**Task description:**
Find each line in the following listing that has the string "email", then state the count and nothing else.

**Task data:**
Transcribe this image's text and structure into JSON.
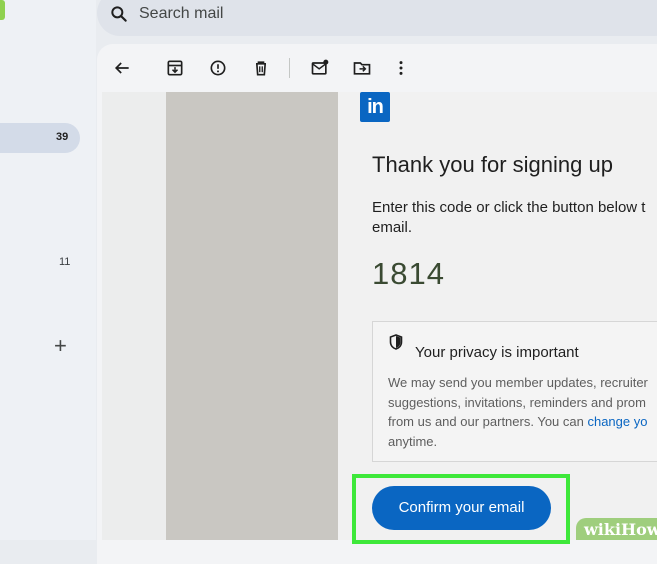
{
  "search": {
    "placeholder": "Search mail"
  },
  "sidebar": {
    "inbox_count": "39",
    "second_count": "11",
    "add_label": "+"
  },
  "toolbar": {
    "icons": [
      "back-arrow-icon",
      "archive-icon",
      "report-spam-icon",
      "delete-icon",
      "mark-unread-icon",
      "move-to-icon",
      "more-options-icon"
    ]
  },
  "email": {
    "logo_text": "in",
    "heading": "Thank you for signing up",
    "instruction_line1": "Enter this code or click the button below t",
    "instruction_line2": "email.",
    "code": "1814",
    "privacy": {
      "title": "Your privacy is important",
      "line1": "We may send you member updates, recruiter",
      "line2": "suggestions, invitations, reminders and prom",
      "line3_prefix": "from us and our partners. You can ",
      "line3_link": "change yo",
      "line4": "anytime."
    },
    "confirm_button": "Confirm your email"
  },
  "watermark": {
    "wiki": "wiki",
    "how": "How"
  },
  "colors": {
    "linkedin_blue": "#0a66c2",
    "highlight_green": "#3ee83a"
  }
}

**Task result:**
3